**WHAT IS ASKED:** Return all of the lines below exactly as they are.

**EXCERPTED RECORDS:**
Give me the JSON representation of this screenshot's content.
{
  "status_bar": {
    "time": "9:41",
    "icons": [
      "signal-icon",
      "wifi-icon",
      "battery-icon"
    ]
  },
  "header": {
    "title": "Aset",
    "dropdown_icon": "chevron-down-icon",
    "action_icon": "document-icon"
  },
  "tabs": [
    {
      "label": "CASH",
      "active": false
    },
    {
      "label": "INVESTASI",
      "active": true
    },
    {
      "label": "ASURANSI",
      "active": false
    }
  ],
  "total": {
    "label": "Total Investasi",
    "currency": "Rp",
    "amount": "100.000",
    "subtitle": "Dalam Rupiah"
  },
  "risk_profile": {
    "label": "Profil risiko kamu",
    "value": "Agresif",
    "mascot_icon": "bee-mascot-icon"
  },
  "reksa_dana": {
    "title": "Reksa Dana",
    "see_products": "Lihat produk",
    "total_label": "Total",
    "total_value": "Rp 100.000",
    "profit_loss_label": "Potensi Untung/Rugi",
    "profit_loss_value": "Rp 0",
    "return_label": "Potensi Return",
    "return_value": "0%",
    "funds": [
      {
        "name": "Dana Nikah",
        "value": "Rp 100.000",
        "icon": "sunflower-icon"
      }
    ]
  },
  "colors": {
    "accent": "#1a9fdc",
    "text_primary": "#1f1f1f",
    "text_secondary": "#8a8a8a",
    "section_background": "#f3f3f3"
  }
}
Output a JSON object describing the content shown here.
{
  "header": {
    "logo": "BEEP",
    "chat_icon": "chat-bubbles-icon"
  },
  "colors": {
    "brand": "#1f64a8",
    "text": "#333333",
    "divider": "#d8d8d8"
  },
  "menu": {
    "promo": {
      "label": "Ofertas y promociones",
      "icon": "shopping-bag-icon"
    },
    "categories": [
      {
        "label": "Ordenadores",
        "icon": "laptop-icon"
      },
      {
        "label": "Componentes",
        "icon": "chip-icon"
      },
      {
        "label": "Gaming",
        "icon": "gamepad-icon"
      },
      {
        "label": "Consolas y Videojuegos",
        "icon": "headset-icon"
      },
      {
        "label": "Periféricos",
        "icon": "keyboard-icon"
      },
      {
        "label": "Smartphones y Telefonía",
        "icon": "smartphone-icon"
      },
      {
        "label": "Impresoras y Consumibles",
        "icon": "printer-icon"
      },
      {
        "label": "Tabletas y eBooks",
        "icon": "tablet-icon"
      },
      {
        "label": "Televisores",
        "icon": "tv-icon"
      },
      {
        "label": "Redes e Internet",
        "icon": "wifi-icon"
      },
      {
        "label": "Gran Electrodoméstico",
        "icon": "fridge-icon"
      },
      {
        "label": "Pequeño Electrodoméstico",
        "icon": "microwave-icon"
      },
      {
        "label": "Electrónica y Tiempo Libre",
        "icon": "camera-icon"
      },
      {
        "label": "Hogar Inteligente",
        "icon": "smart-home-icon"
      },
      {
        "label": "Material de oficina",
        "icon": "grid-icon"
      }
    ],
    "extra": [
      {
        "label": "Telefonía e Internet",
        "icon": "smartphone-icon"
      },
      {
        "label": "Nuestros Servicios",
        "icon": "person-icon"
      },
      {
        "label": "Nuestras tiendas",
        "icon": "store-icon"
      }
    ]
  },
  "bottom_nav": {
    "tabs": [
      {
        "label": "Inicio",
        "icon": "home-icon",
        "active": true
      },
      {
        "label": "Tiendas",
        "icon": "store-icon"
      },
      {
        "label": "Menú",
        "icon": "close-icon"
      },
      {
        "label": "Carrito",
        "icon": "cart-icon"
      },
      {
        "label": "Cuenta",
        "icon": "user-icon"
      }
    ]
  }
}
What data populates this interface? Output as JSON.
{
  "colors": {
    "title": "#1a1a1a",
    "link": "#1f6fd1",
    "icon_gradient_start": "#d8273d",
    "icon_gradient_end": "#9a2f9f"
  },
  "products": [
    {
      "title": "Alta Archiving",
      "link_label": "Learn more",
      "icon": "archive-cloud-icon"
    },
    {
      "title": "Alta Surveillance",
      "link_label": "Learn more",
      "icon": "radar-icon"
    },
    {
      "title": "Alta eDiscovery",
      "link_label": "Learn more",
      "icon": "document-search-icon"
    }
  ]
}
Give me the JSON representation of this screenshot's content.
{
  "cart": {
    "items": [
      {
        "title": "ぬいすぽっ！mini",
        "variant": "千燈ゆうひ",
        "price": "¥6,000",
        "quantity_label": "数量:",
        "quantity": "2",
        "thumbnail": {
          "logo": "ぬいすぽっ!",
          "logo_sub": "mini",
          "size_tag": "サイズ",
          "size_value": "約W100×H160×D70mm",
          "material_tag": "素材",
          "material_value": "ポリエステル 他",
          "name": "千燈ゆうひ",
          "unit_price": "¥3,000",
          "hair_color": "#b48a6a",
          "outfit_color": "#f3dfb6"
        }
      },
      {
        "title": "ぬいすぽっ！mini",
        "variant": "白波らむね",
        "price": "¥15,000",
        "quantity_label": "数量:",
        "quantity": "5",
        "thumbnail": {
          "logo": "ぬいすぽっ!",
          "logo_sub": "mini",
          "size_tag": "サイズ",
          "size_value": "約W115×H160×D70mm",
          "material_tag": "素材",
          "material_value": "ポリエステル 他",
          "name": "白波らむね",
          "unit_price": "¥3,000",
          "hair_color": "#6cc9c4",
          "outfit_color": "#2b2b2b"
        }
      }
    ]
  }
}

**PROBLEM SOLUTION:**
Give me the JSON representation of this screenshot's content.
{
  "status_bar": {
    "time": "9:41",
    "icons": [
      "signal-icon",
      "wifi-icon",
      "battery-icon"
    ]
  },
  "header": {
    "title": "Aset",
    "dropdown_icon": "chevron-down-icon",
    "action_icon": "document-icon"
  },
  "tabs": [
    {
      "label": "CASH",
      "active": false
    },
    {
      "label": "INVESTASI",
      "active": true
    },
    {
      "label": "ASURANSI",
      "active": false
    }
  ],
  "total": {
    "label": "Total Investasi",
    "currency": "Rp",
    "amount": "100.000",
    "subtitle": "Dalam Rupiah"
  },
  "risk_profile": {
    "label": "Profil risiko kamu",
    "value": "Agresif",
    "mascot_icon": "bee-mascot-icon"
  },
  "reksa_dana": {
    "title": "Reksa Dana",
    "see_products": "Lihat produk",
    "total_label": "Total",
    "total_value": "Rp 100.000",
    "profit_loss_label": "Potensi Untung/Rugi",
    "profit_loss_value": "Rp 0",
    "return_label": "Potensi Return",
    "return_value": "0%",
    "funds": [
      {
        "name": "Dana Nikah",
        "value": "Rp 100.000",
        "icon": "sunflower-icon"
      }
    ]
  },
  "colors": {
    "accent": "#1a9fdc",
    "text_primary": "#1f1f1f",
    "text_secondary": "#8a8a8a",
    "section_background": "#f3f3f3"
  }
}
Output a JSON object describing the content shown here.
{
  "header": {
    "logo": "BEEP",
    "chat_icon": "chat-bubbles-icon"
  },
  "colors": {
    "brand": "#1f64a8",
    "text": "#333333",
    "divider": "#d8d8d8"
  },
  "menu": {
    "promo": {
      "label": "Ofertas y promociones",
      "icon": "shopping-bag-icon"
    },
    "categories": [
      {
        "label": "Ordenadores",
        "icon": "laptop-icon"
      },
      {
        "label": "Componentes",
        "icon": "chip-icon"
      },
      {
        "label": "Gaming",
        "icon": "gamepad-icon"
      },
      {
        "label": "Consolas y Videojuegos",
        "icon": "headset-icon"
      },
      {
        "label": "Periféricos",
        "icon": "keyboard-icon"
      },
      {
        "label": "Smartphones y Telefonía",
        "icon": "smartphone-icon"
      },
      {
        "label": "Impresoras y Consumibles",
        "icon": "printer-icon"
      },
      {
        "label": "Tabletas y eBooks",
        "icon": "tablet-icon"
      },
      {
        "label": "Televisores",
        "icon": "tv-icon"
      },
      {
        "label": "Redes e Internet",
        "icon": "wifi-icon"
      },
      {
        "label": "Gran Electrodoméstico",
        "icon": "fridge-icon"
      },
      {
        "label": "Pequeño Electrodoméstico",
        "icon": "microwave-icon"
      },
      {
        "label": "Electrónica y Tiempo Libre",
        "icon": "camera-icon"
      },
      {
        "label": "Hogar Inteligente",
        "icon": "smart-home-icon"
      },
      {
        "label": "Material de oficina",
        "icon": "grid-icon"
      }
    ],
    "extra": [
      {
        "label": "Telefonía e Internet",
        "icon": "smartphone-icon"
      },
      {
        "label": "Nuestros Servicios",
        "icon": "person-icon"
      },
      {
        "label": "Nuestras tiendas",
        "icon": "store-icon"
      }
    ]
  },
  "bottom_nav": {
    "tabs": [
      {
        "label": "Inicio",
        "icon": "home-icon",
        "active": true
      },
      {
        "label": "Tiendas",
        "icon": "store-icon"
      },
      {
        "label": "Menú",
        "icon": "close-icon"
      },
      {
        "label": "Carrito",
        "icon": "cart-icon"
      },
      {
        "label": "Cuenta",
        "icon": "user-icon"
      }
    ]
  }
}
What data populates this interface? Output as JSON.
{
  "colors": {
    "title": "#1a1a1a",
    "link": "#1f6fd1",
    "icon_gradient_start": "#d8273d",
    "icon_gradient_end": "#9a2f9f"
  },
  "products": [
    {
      "title": "Alta Archiving",
      "link_label": "Learn more",
      "icon": "archive-cloud-icon"
    },
    {
      "title": "Alta Surveillance",
      "link_label": "Learn more",
      "icon": "radar-icon"
    },
    {
      "title": "Alta eDiscovery",
      "link_label": "Learn more",
      "icon": "document-search-icon"
    }
  ]
}
Give me the JSON representation of this screenshot's content.
{
  "cart": {
    "items": [
      {
        "title": "ぬいすぽっ！mini",
        "variant": "千燈ゆうひ",
        "price": "¥6,000",
        "quantity_label": "数量:",
        "quantity": "2",
        "thumbnail": {
          "logo": "ぬいすぽっ!",
          "logo_sub": "mini",
          "size_tag": "サイズ",
          "size_value": "約W100×H160×D70mm",
          "material_tag": "素材",
          "material_value": "ポリエステル 他",
          "name": "千燈ゆうひ",
          "unit_price": "¥3,000",
          "hair_color": "#b48a6a",
          "outfit_color": "#f3dfb6"
        }
      },
      {
        "title": "ぬいすぽっ！mini",
        "variant": "白波らむね",
        "price": "¥15,000",
        "quantity_label": "数量:",
        "quantity": "5",
        "thumbnail": {
          "logo": "ぬいすぽっ!",
          "logo_sub": "mini",
          "size_tag": "サイズ",
          "size_value": "約W115×H160×D70mm",
          "material_tag": "素材",
          "material_value": "ポリエステル 他",
          "name": "白波らむね",
          "unit_price": "¥3,000",
          "hair_color": "#6cc9c4",
          "outfit_color": "#2b2b2b"
        }
      }
    ]
  }
}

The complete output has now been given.